■ INPUT MATERIAL
** Begin **

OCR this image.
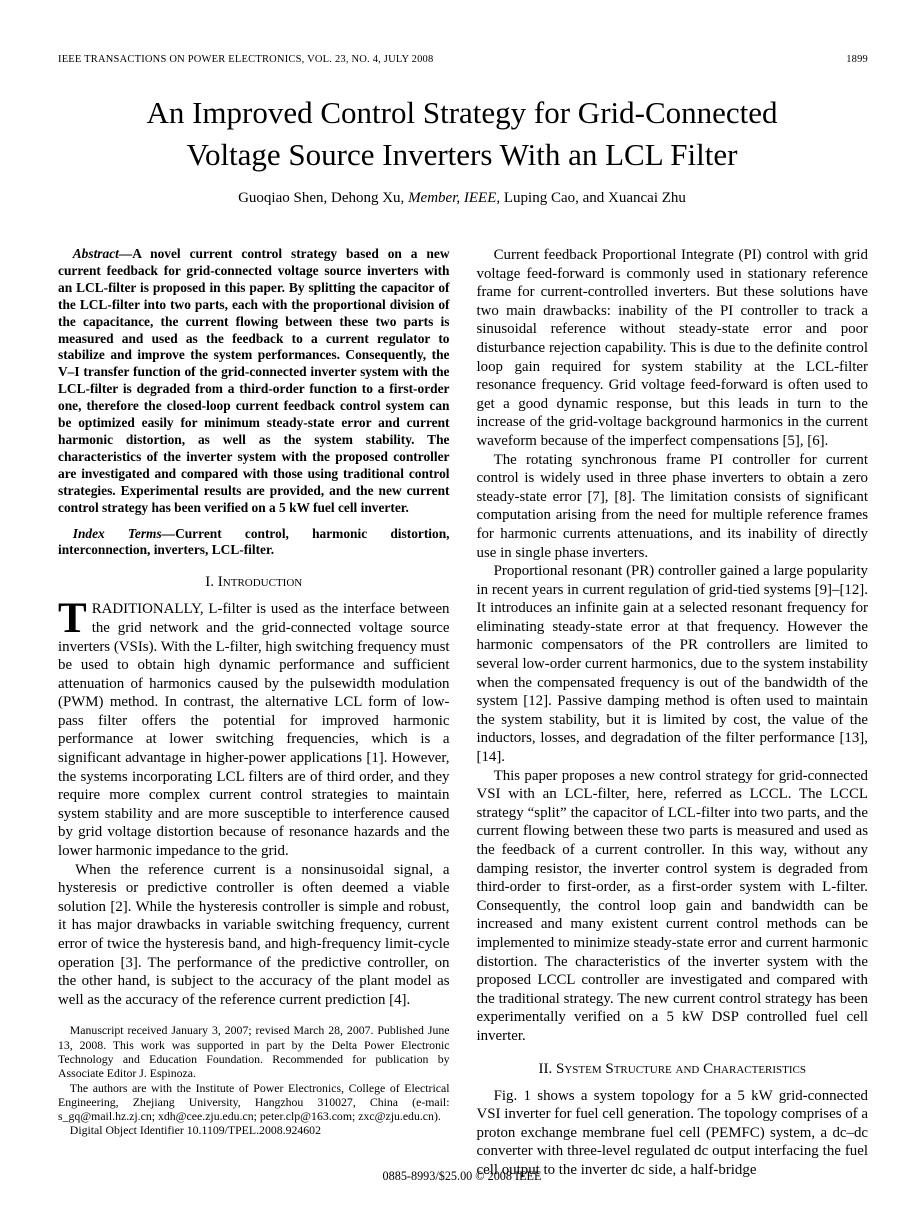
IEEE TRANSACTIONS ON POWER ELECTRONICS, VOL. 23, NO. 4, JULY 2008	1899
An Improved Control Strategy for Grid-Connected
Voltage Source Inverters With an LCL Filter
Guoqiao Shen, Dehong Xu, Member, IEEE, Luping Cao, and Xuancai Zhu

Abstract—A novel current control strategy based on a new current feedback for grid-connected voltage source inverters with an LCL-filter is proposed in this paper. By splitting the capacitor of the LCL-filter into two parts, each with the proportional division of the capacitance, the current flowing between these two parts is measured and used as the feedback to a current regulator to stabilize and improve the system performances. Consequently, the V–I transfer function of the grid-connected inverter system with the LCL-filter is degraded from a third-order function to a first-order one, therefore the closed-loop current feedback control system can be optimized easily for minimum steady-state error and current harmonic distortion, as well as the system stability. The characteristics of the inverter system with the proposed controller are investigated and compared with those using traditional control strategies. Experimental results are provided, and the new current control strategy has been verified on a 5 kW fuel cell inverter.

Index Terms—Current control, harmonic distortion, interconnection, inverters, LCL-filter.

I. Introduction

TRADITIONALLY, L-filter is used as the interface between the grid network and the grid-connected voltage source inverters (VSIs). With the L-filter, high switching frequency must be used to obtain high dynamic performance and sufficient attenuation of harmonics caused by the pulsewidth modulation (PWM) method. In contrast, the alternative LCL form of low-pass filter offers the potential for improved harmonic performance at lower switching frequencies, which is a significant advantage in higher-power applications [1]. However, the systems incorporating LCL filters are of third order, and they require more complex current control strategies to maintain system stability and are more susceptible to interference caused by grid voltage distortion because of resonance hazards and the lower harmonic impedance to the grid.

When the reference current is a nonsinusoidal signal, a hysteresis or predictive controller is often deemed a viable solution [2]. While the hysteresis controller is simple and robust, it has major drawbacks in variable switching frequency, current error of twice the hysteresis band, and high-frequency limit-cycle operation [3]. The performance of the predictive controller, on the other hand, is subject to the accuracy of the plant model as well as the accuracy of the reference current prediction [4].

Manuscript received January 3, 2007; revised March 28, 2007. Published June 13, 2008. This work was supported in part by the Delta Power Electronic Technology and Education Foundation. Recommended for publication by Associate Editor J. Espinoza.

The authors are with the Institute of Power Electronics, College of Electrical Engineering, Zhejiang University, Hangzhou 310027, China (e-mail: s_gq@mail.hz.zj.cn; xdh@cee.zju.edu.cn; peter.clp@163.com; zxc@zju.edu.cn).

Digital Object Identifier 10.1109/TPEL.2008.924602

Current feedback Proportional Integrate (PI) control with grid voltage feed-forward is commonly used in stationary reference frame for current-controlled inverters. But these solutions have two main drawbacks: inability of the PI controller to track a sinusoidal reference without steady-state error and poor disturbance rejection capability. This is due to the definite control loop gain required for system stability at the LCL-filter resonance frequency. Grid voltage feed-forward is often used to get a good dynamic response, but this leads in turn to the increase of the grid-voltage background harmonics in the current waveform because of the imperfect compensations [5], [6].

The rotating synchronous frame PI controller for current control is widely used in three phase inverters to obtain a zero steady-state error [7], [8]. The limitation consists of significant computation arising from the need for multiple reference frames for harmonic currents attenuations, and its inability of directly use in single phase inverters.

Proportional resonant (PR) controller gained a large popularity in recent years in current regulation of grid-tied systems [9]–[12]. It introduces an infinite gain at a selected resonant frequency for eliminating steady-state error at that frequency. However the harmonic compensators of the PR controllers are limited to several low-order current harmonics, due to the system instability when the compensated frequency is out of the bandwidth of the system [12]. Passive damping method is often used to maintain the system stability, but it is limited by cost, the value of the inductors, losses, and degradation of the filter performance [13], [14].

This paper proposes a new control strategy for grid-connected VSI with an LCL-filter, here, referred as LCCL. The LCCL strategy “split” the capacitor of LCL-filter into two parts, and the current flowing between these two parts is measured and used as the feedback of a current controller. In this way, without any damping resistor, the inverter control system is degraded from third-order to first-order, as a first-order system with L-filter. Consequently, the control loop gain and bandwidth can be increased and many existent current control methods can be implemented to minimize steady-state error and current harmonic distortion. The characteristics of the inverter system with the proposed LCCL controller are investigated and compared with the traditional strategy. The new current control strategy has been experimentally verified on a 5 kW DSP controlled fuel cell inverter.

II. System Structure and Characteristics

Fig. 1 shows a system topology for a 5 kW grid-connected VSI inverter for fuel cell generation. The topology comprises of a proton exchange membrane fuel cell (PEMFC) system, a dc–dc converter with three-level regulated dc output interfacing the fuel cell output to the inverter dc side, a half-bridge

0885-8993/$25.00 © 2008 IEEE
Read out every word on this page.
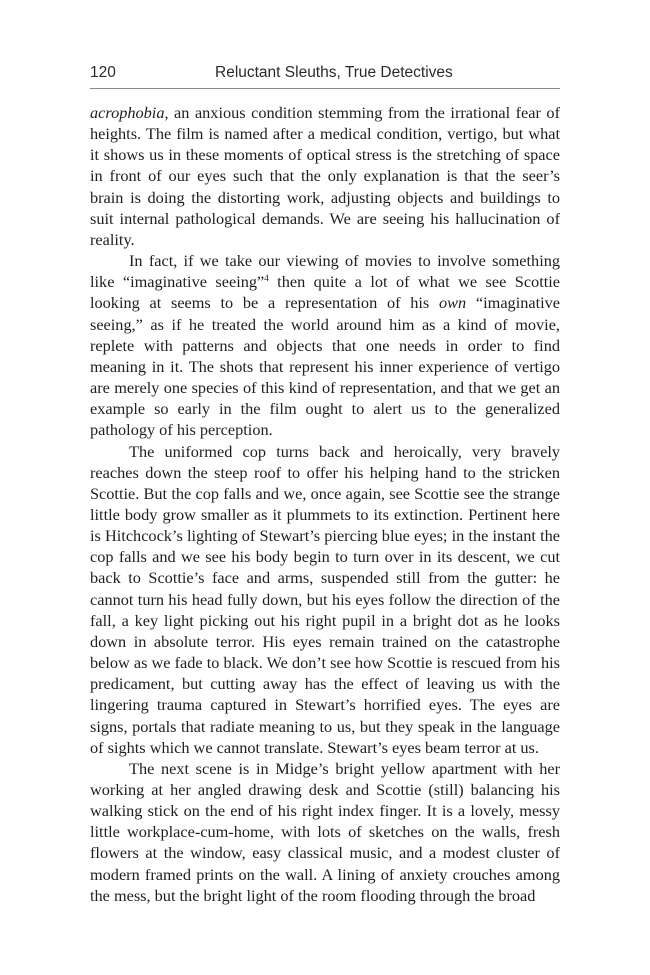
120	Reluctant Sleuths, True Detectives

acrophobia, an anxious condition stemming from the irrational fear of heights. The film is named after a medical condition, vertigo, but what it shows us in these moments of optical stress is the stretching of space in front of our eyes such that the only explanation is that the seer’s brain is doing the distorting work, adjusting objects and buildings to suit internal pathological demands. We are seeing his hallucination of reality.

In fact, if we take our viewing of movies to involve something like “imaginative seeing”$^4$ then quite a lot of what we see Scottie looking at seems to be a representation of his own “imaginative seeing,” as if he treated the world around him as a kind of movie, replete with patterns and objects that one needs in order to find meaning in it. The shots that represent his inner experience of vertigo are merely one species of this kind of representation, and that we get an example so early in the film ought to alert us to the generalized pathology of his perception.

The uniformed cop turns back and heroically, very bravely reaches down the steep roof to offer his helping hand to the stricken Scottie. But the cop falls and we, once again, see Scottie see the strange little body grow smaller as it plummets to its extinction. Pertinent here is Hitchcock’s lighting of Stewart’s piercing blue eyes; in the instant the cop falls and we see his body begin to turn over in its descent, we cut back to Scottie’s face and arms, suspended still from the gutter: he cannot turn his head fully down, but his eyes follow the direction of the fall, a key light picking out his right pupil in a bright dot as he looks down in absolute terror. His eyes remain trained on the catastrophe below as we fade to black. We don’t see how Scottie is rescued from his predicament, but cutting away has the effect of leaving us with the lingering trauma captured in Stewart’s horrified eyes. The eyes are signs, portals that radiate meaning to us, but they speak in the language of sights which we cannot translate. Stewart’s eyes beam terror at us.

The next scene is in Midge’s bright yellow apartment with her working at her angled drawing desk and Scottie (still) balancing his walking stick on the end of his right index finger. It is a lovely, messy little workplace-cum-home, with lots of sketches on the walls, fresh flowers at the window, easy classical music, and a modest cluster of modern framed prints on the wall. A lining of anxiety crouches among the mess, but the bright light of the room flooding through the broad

** End **

■ OBJECTIVE
Report back each line of the entries that holds the string "film".

■ RESPONSE
acrophobia, an anxious condition stemming from the irrational fear of heights. The film is named after a medical condition, vertigo, but what it shows us in these moments of optical stress is the stretching of space in front of our eyes such that the only explanation is that the seer’s brain is doing the distorting work, adjusting objects and buildings to suit internal pathological demands. We are seeing his hallucination of reality.
In fact, if we take our viewing of movies to involve something like “imaginative seeing”$^4$ then quite a lot of what we see Scottie looking at seems to be a representation of his own “imaginative seeing,” as if he treated the world around him as a kind of movie, replete with patterns and objects that one needs in order to find meaning in it. The shots that represent his inner experience of vertigo are merely one species of this kind of representation, and that we get an example so early in the film ought to alert us to the generalized pathology of his perception.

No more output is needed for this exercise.